• Your task: All of the data should be output character for character, except the pictures.

=== Data supplied ===

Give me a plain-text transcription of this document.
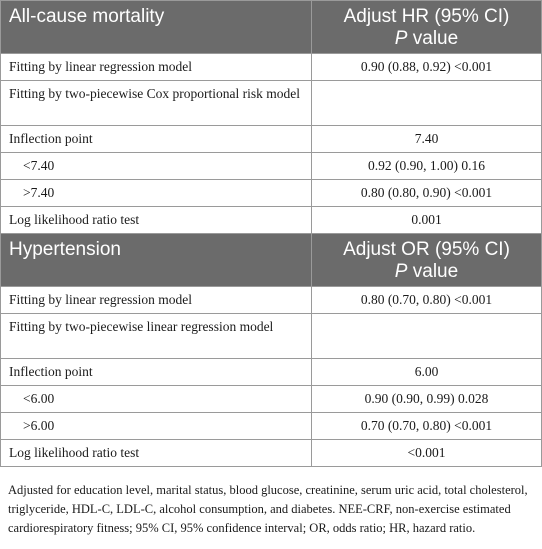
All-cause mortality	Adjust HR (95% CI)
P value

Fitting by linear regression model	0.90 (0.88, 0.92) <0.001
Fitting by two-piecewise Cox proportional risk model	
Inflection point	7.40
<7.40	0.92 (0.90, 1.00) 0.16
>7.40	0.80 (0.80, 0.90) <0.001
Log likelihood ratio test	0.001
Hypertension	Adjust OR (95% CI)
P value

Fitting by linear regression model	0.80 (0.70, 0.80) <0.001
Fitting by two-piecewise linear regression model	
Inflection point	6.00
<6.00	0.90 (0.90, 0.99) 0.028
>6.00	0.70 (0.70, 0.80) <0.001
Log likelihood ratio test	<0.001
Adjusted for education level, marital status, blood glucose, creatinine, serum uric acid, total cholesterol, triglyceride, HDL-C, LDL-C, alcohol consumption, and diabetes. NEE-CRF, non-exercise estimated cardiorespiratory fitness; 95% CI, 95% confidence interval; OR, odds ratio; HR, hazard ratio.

===

• Written answer:
Give me a plain-text transcription of this document.
All-cause mortality	Adjust HR (95% CI)
P value

Fitting by linear regression model	0.90 (0.88, 0.92) <0.001
Fitting by two-piecewise Cox proportional risk model	
Inflection point	7.40
<7.40	0.92 (0.90, 1.00) 0.16
>7.40	0.80 (0.80, 0.90) <0.001
Log likelihood ratio test	0.001
Hypertension	Adjust OR (95% CI)
P value

Fitting by linear regression model	0.80 (0.70, 0.80) <0.001
Fitting by two-piecewise linear regression model	
Inflection point	6.00
<6.00	0.90 (0.90, 0.99) 0.028
>6.00	0.70 (0.70, 0.80) <0.001
Log likelihood ratio test	<0.001
Adjusted for education level, marital status, blood glucose, creatinine, serum uric acid, total cholesterol, triglyceride, HDL-C, LDL-C, alcohol consumption, and diabetes. NEE-CRF, non-exercise estimated cardiorespiratory fitness; 95% CI, 95% confidence interval; OR, odds ratio; HR, hazard ratio.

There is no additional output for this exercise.